Reproduce the data that follows in its entirety, character for character.
## BEGIN
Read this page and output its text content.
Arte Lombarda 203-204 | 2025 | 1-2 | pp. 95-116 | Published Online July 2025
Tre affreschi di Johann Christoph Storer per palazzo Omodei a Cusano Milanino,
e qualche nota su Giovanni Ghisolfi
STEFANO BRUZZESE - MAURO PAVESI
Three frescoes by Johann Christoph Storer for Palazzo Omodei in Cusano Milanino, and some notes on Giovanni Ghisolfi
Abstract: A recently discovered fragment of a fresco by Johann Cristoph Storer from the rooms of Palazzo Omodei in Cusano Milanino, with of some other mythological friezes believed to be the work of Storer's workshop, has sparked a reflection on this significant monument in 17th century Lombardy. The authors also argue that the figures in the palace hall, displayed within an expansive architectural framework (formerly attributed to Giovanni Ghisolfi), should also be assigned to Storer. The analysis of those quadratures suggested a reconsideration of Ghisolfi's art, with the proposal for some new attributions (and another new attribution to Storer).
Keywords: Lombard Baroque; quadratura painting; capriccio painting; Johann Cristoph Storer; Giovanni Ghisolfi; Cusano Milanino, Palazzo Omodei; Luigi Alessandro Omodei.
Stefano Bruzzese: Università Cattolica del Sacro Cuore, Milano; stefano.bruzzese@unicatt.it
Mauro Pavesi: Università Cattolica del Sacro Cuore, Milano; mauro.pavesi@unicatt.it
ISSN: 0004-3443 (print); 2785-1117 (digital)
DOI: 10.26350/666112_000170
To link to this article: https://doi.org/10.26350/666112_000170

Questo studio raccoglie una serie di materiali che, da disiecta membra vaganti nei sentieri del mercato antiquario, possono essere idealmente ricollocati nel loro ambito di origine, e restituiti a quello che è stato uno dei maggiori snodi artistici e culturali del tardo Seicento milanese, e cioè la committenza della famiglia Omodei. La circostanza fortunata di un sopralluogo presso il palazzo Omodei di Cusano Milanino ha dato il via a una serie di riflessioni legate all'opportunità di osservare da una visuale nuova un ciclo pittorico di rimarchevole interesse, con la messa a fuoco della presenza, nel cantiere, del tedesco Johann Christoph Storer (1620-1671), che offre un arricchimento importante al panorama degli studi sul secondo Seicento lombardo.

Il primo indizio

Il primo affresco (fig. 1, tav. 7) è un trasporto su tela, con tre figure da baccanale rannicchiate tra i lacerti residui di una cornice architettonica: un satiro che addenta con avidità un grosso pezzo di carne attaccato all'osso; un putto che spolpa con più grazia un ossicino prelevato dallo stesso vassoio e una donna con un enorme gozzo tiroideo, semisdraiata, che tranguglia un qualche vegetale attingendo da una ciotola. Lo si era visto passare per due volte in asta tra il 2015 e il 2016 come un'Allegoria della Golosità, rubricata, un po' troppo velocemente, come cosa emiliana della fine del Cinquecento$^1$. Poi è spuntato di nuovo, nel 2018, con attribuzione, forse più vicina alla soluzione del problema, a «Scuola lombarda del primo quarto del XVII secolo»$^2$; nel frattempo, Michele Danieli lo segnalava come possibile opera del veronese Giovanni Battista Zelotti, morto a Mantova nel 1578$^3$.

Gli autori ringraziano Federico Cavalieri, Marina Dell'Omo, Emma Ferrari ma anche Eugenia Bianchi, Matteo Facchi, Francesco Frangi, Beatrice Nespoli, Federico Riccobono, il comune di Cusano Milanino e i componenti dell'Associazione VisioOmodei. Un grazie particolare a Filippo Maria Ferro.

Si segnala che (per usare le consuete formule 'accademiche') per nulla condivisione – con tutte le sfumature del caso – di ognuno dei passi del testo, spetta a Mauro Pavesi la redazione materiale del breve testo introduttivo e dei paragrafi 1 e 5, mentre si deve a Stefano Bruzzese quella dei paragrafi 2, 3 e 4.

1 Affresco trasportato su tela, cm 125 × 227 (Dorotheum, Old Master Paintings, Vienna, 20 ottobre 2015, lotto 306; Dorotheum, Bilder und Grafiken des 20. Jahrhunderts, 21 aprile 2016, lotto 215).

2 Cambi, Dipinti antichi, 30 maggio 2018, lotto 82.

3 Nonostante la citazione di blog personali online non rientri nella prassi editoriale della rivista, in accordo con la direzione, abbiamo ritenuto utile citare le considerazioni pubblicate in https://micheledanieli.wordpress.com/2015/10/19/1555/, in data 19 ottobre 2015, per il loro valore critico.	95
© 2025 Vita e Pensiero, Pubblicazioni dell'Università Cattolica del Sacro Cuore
## END
- [SOLUTION FOR THIS PROBLEM]:
Read this page and output its text content.
Arte Lombarda 203-204 | 2025 | 1-2 | pp. 95-116 | Published Online July 2025
Tre affreschi di Johann Christoph Storer per palazzo Omodei a Cusano Milanino,
e qualche nota su Giovanni Ghisolfi
STEFANO BRUZZESE - MAURO PAVESI
Three frescoes by Johann Christoph Storer for Palazzo Omodei in Cusano Milanino, and some notes on Giovanni Ghisolfi
Abstract: A recently discovered fragment of a fresco by Johann Cristoph Storer from the rooms of Palazzo Omodei in Cusano Milanino, with of some other mythological friezes believed to be the work of Storer's workshop, has sparked a reflection on this significant monument in 17th century Lombardy. The authors also argue that the figures in the palace hall, displayed within an expansive architectural framework (formerly attributed to Giovanni Ghisolfi), should also be assigned to Storer. The analysis of those quadratures suggested a reconsideration of Ghisolfi's art, with the proposal for some new attributions (and another new attribution to Storer).
Keywords: Lombard Baroque; quadratura painting; capriccio painting; Johann Cristoph Storer; Giovanni Ghisolfi; Cusano Milanino, Palazzo Omodei; Luigi Alessandro Omodei.
Stefano Bruzzese: Università Cattolica del Sacro Cuore, Milano; stefano.bruzzese@unicatt.it
Mauro Pavesi: Università Cattolica del Sacro Cuore, Milano; mauro.pavesi@unicatt.it
ISSN: 0004-3443 (print); 2785-1117 (digital)
DOI: 10.26350/666112_000170
To link to this article: https://doi.org/10.26350/666112_000170

Questo studio raccoglie una serie di materiali che, da disiecta membra vaganti nei sentieri del mercato antiquario, possono essere idealmente ricollocati nel loro ambito di origine, e restituiti a quello che è stato uno dei maggiori snodi artistici e culturali del tardo Seicento milanese, e cioè la committenza della famiglia Omodei. La circostanza fortunata di un sopralluogo presso il palazzo Omodei di Cusano Milanino ha dato il via a una serie di riflessioni legate all'opportunità di osservare da una visuale nuova un ciclo pittorico di rimarchevole interesse, con la messa a fuoco della presenza, nel cantiere, del tedesco Johann Christoph Storer (1620-1671), che offre un arricchimento importante al panorama degli studi sul secondo Seicento lombardo.

Il primo indizio

Il primo affresco (fig. 1, tav. 7) è un trasporto su tela, con tre figure da baccanale rannicchiate tra i lacerti residui di una cornice architettonica: un satiro che addenta con avidità un grosso pezzo di carne attaccato all'osso; un putto che spolpa con più grazia un ossicino prelevato dallo stesso vassoio e una donna con un enorme gozzo tiroideo, semisdraiata, che tranguglia un qualche vegetale attingendo da una ciotola. Lo si era visto passare per due volte in asta tra il 2015 e il 2016 come un'Allegoria della Golosità, rubricata, un po' troppo velocemente, come cosa emiliana della fine del Cinquecento$^1$. Poi è spuntato di nuovo, nel 2018, con attribuzione, forse più vicina alla soluzione del problema, a «Scuola lombarda del primo quarto del XVII secolo»$^2$; nel frattempo, Michele Danieli lo segnalava come possibile opera del veronese Giovanni Battista Zelotti, morto a Mantova nel 1578$^3$.

Gli autori ringraziano Federico Cavalieri, Marina Dell'Omo, Emma Ferrari ma anche Eugenia Bianchi, Matteo Facchi, Francesco Frangi, Beatrice Nespoli, Federico Riccobono, il comune di Cusano Milanino e i componenti dell'Associazione VisioOmodei. Un grazie particolare a Filippo Maria Ferro.

Si segnala che (per usare le consuete formule 'accademiche') per nulla condivisione – con tutte le sfumature del caso – di ognuno dei passi del testo, spetta a Mauro Pavesi la redazione materiale del breve testo introduttivo e dei paragrafi 1 e 5, mentre si deve a Stefano Bruzzese quella dei paragrafi 2, 3 e 4.

1 Affresco trasportato su tela, cm 125 × 227 (Dorotheum, Old Master Paintings, Vienna, 20 ottobre 2015, lotto 306; Dorotheum, Bilder und Grafiken des 20. Jahrhunderts, 21 aprile 2016, lotto 215).

2 Cambi, Dipinti antichi, 30 maggio 2018, lotto 82.

3 Nonostante la citazione di blog personali online non rientri nella prassi editoriale della rivista, in accordo con la direzione, abbiamo ritenuto utile citare le considerazioni pubblicate in https://micheledanieli.wordpress.com/2015/10/19/1555/, in data 19 ottobre 2015, per il loro valore critico.	95
© 2025 Vita e Pensiero, Pubblicazioni dell'Università Cattolica del Sacro Cuore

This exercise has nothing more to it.